Exercise description
Copy nothing but the text: repeat each entry exactly and drop the images.

Record list
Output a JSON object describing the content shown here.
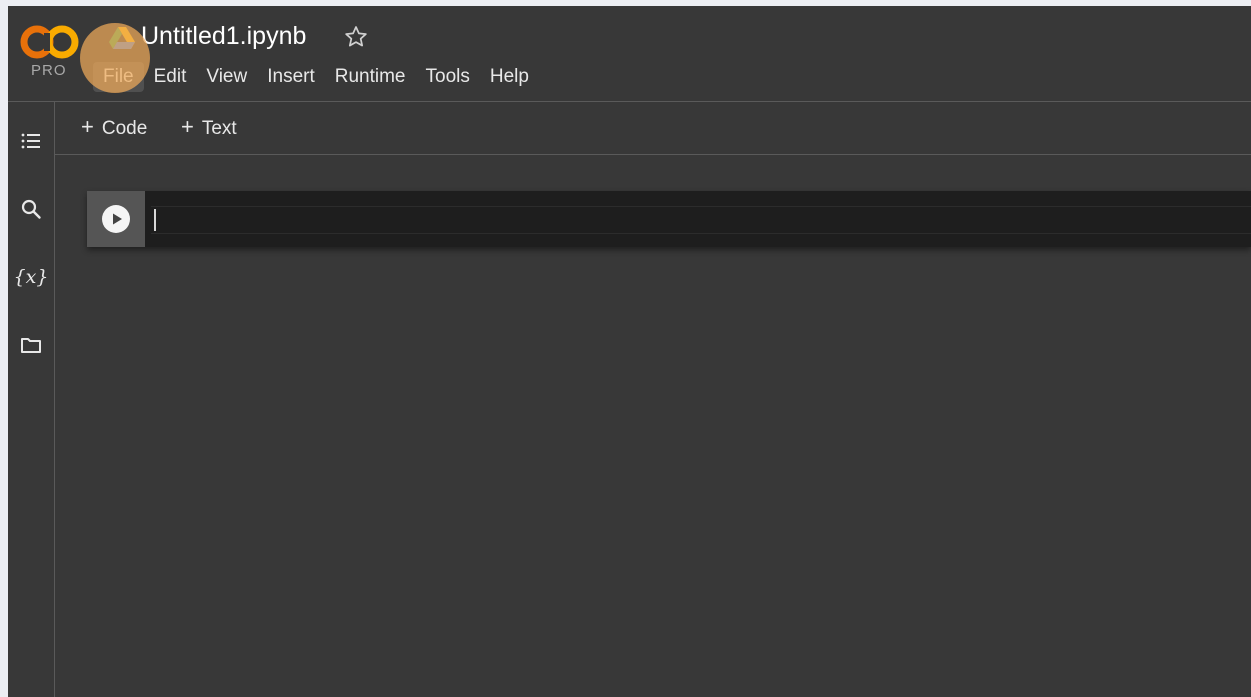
{
  "logo": {
    "pro_label": "PRO"
  },
  "notebook": {
    "title": "Untitled1.ipynb"
  },
  "menu": {
    "items": [
      "File",
      "Edit",
      "View",
      "Insert",
      "Runtime",
      "Tools",
      "Help"
    ]
  },
  "toolbar": {
    "add_code_label": "Code",
    "add_text_label": "Text",
    "plus": "+"
  },
  "rail": {
    "variables_label": "{x}"
  },
  "icons": {
    "logo": "colab-logo-icon",
    "drive": "google-drive-icon",
    "star": "star-outline-icon",
    "toc": "table-of-contents-icon",
    "search": "search-icon",
    "files": "folder-icon",
    "run": "play-circle-icon"
  },
  "colors": {
    "background": "#383838",
    "logo_orange": "#f9ab00",
    "logo_orange_dark": "#e8710a",
    "cell_background": "#1e1e1e",
    "highlight": "#f0aa5a"
  }
}
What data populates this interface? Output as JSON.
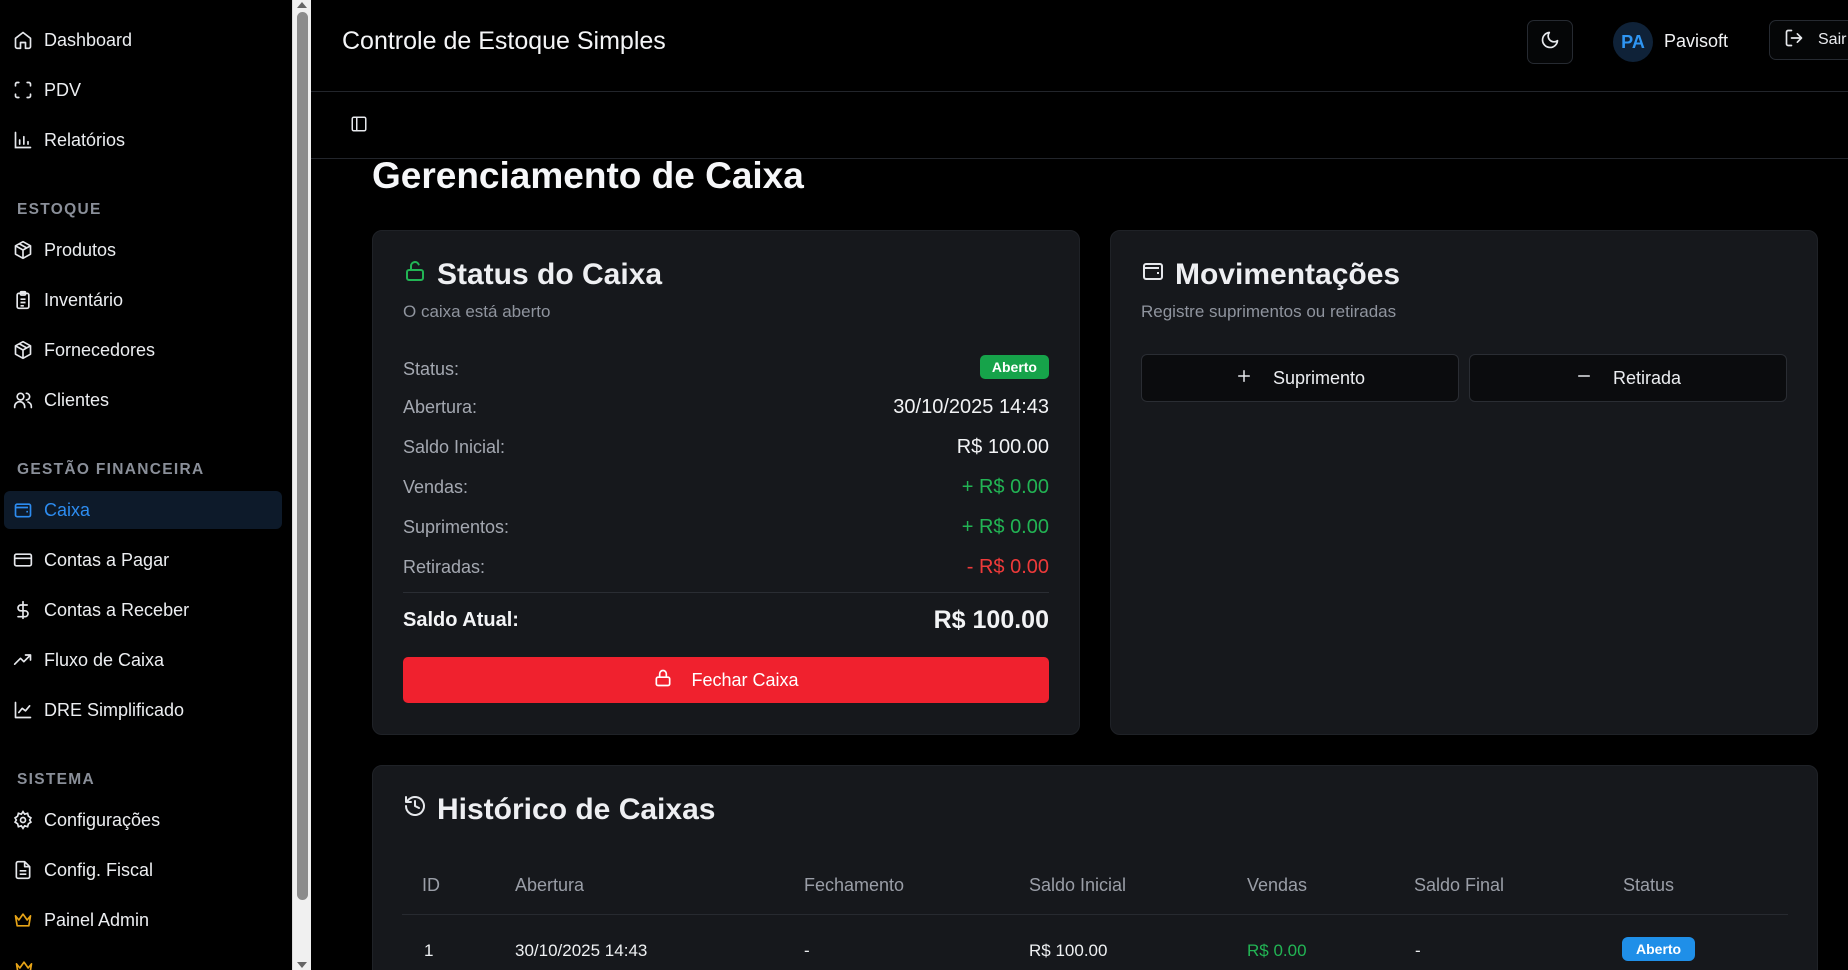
{
  "sidebar": {
    "items_main": [
      {
        "label": "Dashboard",
        "icon": "home-icon"
      },
      {
        "label": "PDV",
        "icon": "scan-icon"
      },
      {
        "label": "Relatórios",
        "icon": "bar-chart-icon"
      }
    ],
    "section_estoque": "ESTOQUE",
    "items_estoque": [
      {
        "label": "Produtos",
        "icon": "package-icon"
      },
      {
        "label": "Inventário",
        "icon": "clipboard-icon"
      },
      {
        "label": "Fornecedores",
        "icon": "package-icon"
      },
      {
        "label": "Clientes",
        "icon": "users-icon"
      }
    ],
    "section_financeira": "GESTÃO FINANCEIRA",
    "items_financeira": [
      {
        "label": "Caixa",
        "icon": "wallet-icon",
        "active": true
      },
      {
        "label": "Contas a Pagar",
        "icon": "credit-card-icon"
      },
      {
        "label": "Contas a Receber",
        "icon": "dollar-icon"
      },
      {
        "label": "Fluxo de Caixa",
        "icon": "trending-up-icon"
      },
      {
        "label": "DRE Simplificado",
        "icon": "line-chart-icon"
      }
    ],
    "section_sistema": "SISTEMA",
    "items_sistema": [
      {
        "label": "Configurações",
        "icon": "gear-icon"
      },
      {
        "label": "Config. Fiscal",
        "icon": "file-icon"
      },
      {
        "label": "Painel Admin",
        "icon": "crown-icon"
      }
    ],
    "accent_color": "#2d8cf0",
    "admin_color": "#e7a417"
  },
  "header": {
    "title": "Controle de Estoque Simples",
    "avatar_initials": "PA",
    "user_name": "Pavisoft",
    "logout_label": "Sair"
  },
  "page": {
    "title": "Gerenciamento de Caixa"
  },
  "status_card": {
    "title": "Status do Caixa",
    "subtitle": "O caixa está aberto",
    "status_label": "Status:",
    "status_badge": "Aberto",
    "abertura_label": "Abertura:",
    "abertura_value": "30/10/2025 14:43",
    "saldo_inicial_label": "Saldo Inicial:",
    "saldo_inicial_value": "R$ 100.00",
    "vendas_label": "Vendas:",
    "vendas_value": "+ R$ 0.00",
    "suprimentos_label": "Suprimentos:",
    "suprimentos_value": "+ R$ 0.00",
    "retiradas_label": "Retiradas:",
    "retiradas_value": "- R$ 0.00",
    "saldo_atual_label": "Saldo Atual:",
    "saldo_atual_value": "R$ 100.00",
    "close_button": "Fechar Caixa"
  },
  "mov_card": {
    "title": "Movimentações",
    "subtitle": "Registre suprimentos ou retiradas",
    "suprimento_button": "Suprimento",
    "retirada_button": "Retirada"
  },
  "history_card": {
    "title": "Histórico de Caixas",
    "columns": [
      "ID",
      "Abertura",
      "Fechamento",
      "Saldo Inicial",
      "Vendas",
      "Saldo Final",
      "Status"
    ],
    "rows": [
      {
        "id": "1",
        "abertura": "30/10/2025 14:43",
        "fechamento": "-",
        "saldo_inicial": "R$ 100.00",
        "vendas": "R$ 0.00",
        "saldo_final": "-",
        "status": "Aberto"
      }
    ]
  }
}
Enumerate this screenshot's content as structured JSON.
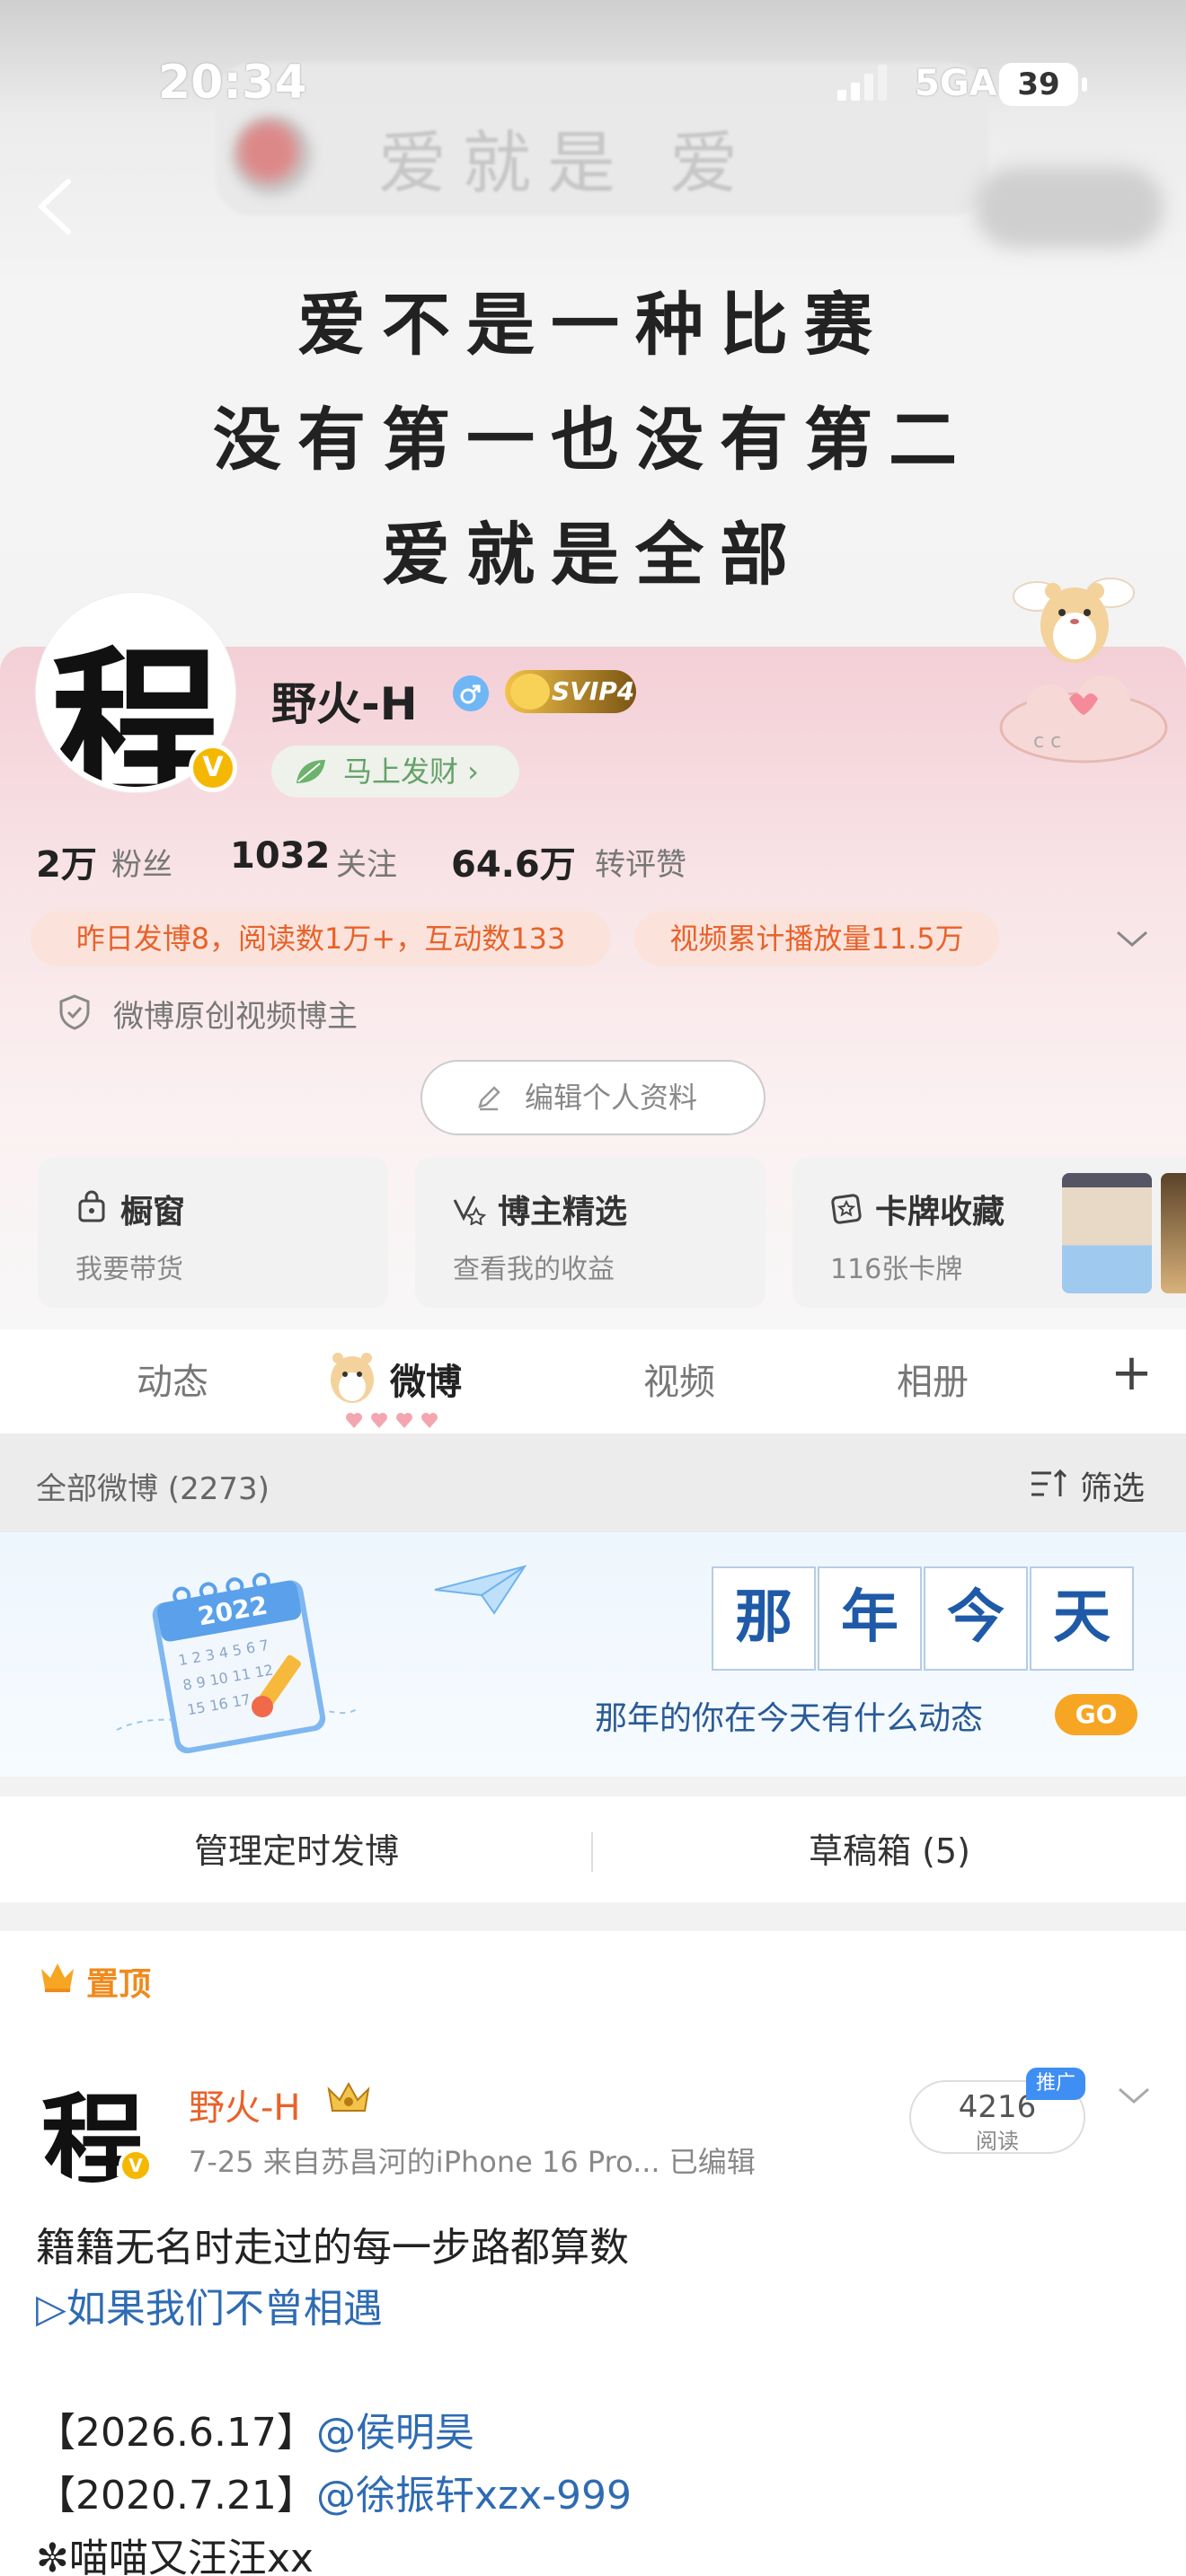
{
  "status_bar": {
    "time": "20:34",
    "network": "5GA",
    "battery": "39"
  },
  "cover": {
    "blurred_text": "爱就是 爱",
    "poem_lines": [
      "爱不是一种比赛",
      "没有第一也没有第二",
      "爱就是全部"
    ]
  },
  "profile": {
    "avatar_char": "程",
    "avatar_badge": "V",
    "username": "野火-H",
    "svip_label": "SVIP4",
    "fortune_label": "马上发财 ›",
    "stats": {
      "fans_num": "2万",
      "fans_label": "粉丝",
      "follow_num": "1032",
      "follow_label": "关注",
      "likes_num": "64.6万",
      "likes_label": "转评赞"
    },
    "tags": [
      "昨日发博8，阅读数1万+，互动数133",
      "视频累计播放量11.5万"
    ],
    "verify_text": "微博原创视频博主",
    "edit_label": "编辑个人资料"
  },
  "cards": [
    {
      "title": "橱窗",
      "sub": "我要带货",
      "icon": "shop-bag-icon"
    },
    {
      "title": "博主精选",
      "sub": "查看我的收益",
      "icon": "check-star-icon"
    },
    {
      "title": "卡牌收藏",
      "sub": "116张卡牌",
      "icon": "card-icon"
    }
  ],
  "tabs": [
    "动态",
    "微博",
    "视频",
    "相册",
    "+"
  ],
  "filter": {
    "count_label": "全部微博 (2273)",
    "filter_label": "筛选"
  },
  "banner": {
    "calendar_year": "2022",
    "grid_chars": [
      "那",
      "年",
      "今",
      "天"
    ],
    "text": "那年的你在今天有什么动态",
    "go_label": "GO"
  },
  "manage": {
    "schedule_label": "管理定时发博",
    "drafts_label": "草稿箱 (5)"
  },
  "post": {
    "pin_label": "置顶",
    "avatar_char": "程",
    "avatar_badge": "V",
    "author": "野火-H",
    "meta": "7-25  来自苏昌河的iPhone 16 Pro...  已编辑",
    "read_count": "4216",
    "read_label": "阅读",
    "promo_label": "推广",
    "lines": [
      "籍籍无名时走过的每一步路都算数",
      "▷如果我们不曾相遇"
    ],
    "line3_prefix": "【2026.6.17】",
    "line3_mention": "@侯明昊",
    "line4_prefix": "【2020.7.21】",
    "line4_mention": "@徐振轩xzx-999",
    "line5": "✼喵喵又汪汪xx"
  },
  "colors": {
    "accent_orange": "#e8622a",
    "link_blue": "#2e6bb3",
    "pink_bg": "#f3cfd6",
    "go_yellow": "#f6a623"
  }
}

Correct result
Output a JSON object describing the content shown here.
{
  "logo": {
    "pro_label": "PRO"
  },
  "notebook": {
    "title": "Untitled1.ipynb"
  },
  "menu": {
    "items": [
      "File",
      "Edit",
      "View",
      "Insert",
      "Runtime",
      "Tools",
      "Help"
    ]
  },
  "toolbar": {
    "add_code_label": "Code",
    "add_text_label": "Text",
    "plus": "+"
  },
  "rail": {
    "variables_label": "{x}"
  },
  "icons": {
    "logo": "colab-logo-icon",
    "drive": "google-drive-icon",
    "star": "star-outline-icon",
    "toc": "table-of-contents-icon",
    "search": "search-icon",
    "files": "folder-icon",
    "run": "play-circle-icon"
  },
  "colors": {
    "background": "#383838",
    "logo_orange": "#f9ab00",
    "logo_orange_dark": "#e8710a",
    "cell_background": "#1e1e1e",
    "highlight": "#f0aa5a"
  }
}
What data populates this interface? Output as JSON.
{
  "sidebar": {
    "items_main": [
      {
        "label": "Dashboard",
        "icon": "home-icon"
      },
      {
        "label": "PDV",
        "icon": "scan-icon"
      },
      {
        "label": "Relatórios",
        "icon": "bar-chart-icon"
      }
    ],
    "section_estoque": "ESTOQUE",
    "items_estoque": [
      {
        "label": "Produtos",
        "icon": "package-icon"
      },
      {
        "label": "Inventário",
        "icon": "clipboard-icon"
      },
      {
        "label": "Fornecedores",
        "icon": "package-icon"
      },
      {
        "label": "Clientes",
        "icon": "users-icon"
      }
    ],
    "section_financeira": "GESTÃO FINANCEIRA",
    "items_financeira": [
      {
        "label": "Caixa",
        "icon": "wallet-icon",
        "active": true
      },
      {
        "label": "Contas a Pagar",
        "icon": "credit-card-icon"
      },
      {
        "label": "Contas a Receber",
        "icon": "dollar-icon"
      },
      {
        "label": "Fluxo de Caixa",
        "icon": "trending-up-icon"
      },
      {
        "label": "DRE Simplificado",
        "icon": "line-chart-icon"
      }
    ],
    "section_sistema": "SISTEMA",
    "items_sistema": [
      {
        "label": "Configurações",
        "icon": "gear-icon"
      },
      {
        "label": "Config. Fiscal",
        "icon": "file-icon"
      },
      {
        "label": "Painel Admin",
        "icon": "crown-icon"
      }
    ],
    "accent_color": "#2d8cf0",
    "admin_color": "#e7a417"
  },
  "header": {
    "title": "Controle de Estoque Simples",
    "avatar_initials": "PA",
    "user_name": "Pavisoft",
    "logout_label": "Sair"
  },
  "page": {
    "title": "Gerenciamento de Caixa"
  },
  "status_card": {
    "title": "Status do Caixa",
    "subtitle": "O caixa está aberto",
    "status_label": "Status:",
    "status_badge": "Aberto",
    "abertura_label": "Abertura:",
    "abertura_value": "30/10/2025 14:43",
    "saldo_inicial_label": "Saldo Inicial:",
    "saldo_inicial_value": "R$ 100.00",
    "vendas_label": "Vendas:",
    "vendas_value": "+ R$ 0.00",
    "suprimentos_label": "Suprimentos:",
    "suprimentos_value": "+ R$ 0.00",
    "retiradas_label": "Retiradas:",
    "retiradas_value": "- R$ 0.00",
    "saldo_atual_label": "Saldo Atual:",
    "saldo_atual_value": "R$ 100.00",
    "close_button": "Fechar Caixa"
  },
  "mov_card": {
    "title": "Movimentações",
    "subtitle": "Registre suprimentos ou retiradas",
    "suprimento_button": "Suprimento",
    "retirada_button": "Retirada"
  },
  "history_card": {
    "title": "Histórico de Caixas",
    "columns": [
      "ID",
      "Abertura",
      "Fechamento",
      "Saldo Inicial",
      "Vendas",
      "Saldo Final",
      "Status"
    ],
    "rows": [
      {
        "id": "1",
        "abertura": "30/10/2025 14:43",
        "fechamento": "-",
        "saldo_inicial": "R$ 100.00",
        "vendas": "R$ 0.00",
        "saldo_final": "-",
        "status": "Aberto"
      }
    ]
  }
}
Enumerate this screenshot's content as structured JSON.
{
  "status_bar": {
    "time": "20:34",
    "network": "5GA",
    "battery": "39"
  },
  "cover": {
    "blurred_text": "爱就是 爱",
    "poem_lines": [
      "爱不是一种比赛",
      "没有第一也没有第二",
      "爱就是全部"
    ]
  },
  "profile": {
    "avatar_char": "程",
    "avatar_badge": "V",
    "username": "野火-H",
    "svip_label": "SVIP4",
    "fortune_label": "马上发财 ›",
    "stats": {
      "fans_num": "2万",
      "fans_label": "粉丝",
      "follow_num": "1032",
      "follow_label": "关注",
      "likes_num": "64.6万",
      "likes_label": "转评赞"
    },
    "tags": [
      "昨日发博8，阅读数1万+，互动数133",
      "视频累计播放量11.5万"
    ],
    "verify_text": "微博原创视频博主",
    "edit_label": "编辑个人资料"
  },
  "cards": [
    {
      "title": "橱窗",
      "sub": "我要带货",
      "icon": "shop-bag-icon"
    },
    {
      "title": "博主精选",
      "sub": "查看我的收益",
      "icon": "check-star-icon"
    },
    {
      "title": "卡牌收藏",
      "sub": "116张卡牌",
      "icon": "card-icon"
    }
  ],
  "tabs": [
    "动态",
    "微博",
    "视频",
    "相册",
    "+"
  ],
  "filter": {
    "count_label": "全部微博 (2273)",
    "filter_label": "筛选"
  },
  "banner": {
    "calendar_year": "2022",
    "grid_chars": [
      "那",
      "年",
      "今",
      "天"
    ],
    "text": "那年的你在今天有什么动态",
    "go_label": "GO"
  },
  "manage": {
    "schedule_label": "管理定时发博",
    "drafts_label": "草稿箱 (5)"
  },
  "post": {
    "pin_label": "置顶",
    "avatar_char": "程",
    "avatar_badge": "V",
    "author": "野火-H",
    "meta": "7-25  来自苏昌河的iPhone 16 Pro...  已编辑",
    "read_count": "4216",
    "read_label": "阅读",
    "promo_label": "推广",
    "lines": [
      "籍籍无名时走过的每一步路都算数",
      "▷如果我们不曾相遇"
    ],
    "line3_prefix": "【2026.6.17】",
    "line3_mention": "@侯明昊",
    "line4_prefix": "【2020.7.21】",
    "line4_mention": "@徐振轩xzx-999",
    "line5": "✼喵喵又汪汪xx"
  },
  "colors": {
    "accent_orange": "#e8622a",
    "link_blue": "#2e6bb3",
    "pink_bg": "#f3cfd6",
    "go_yellow": "#f6a623"
  }
}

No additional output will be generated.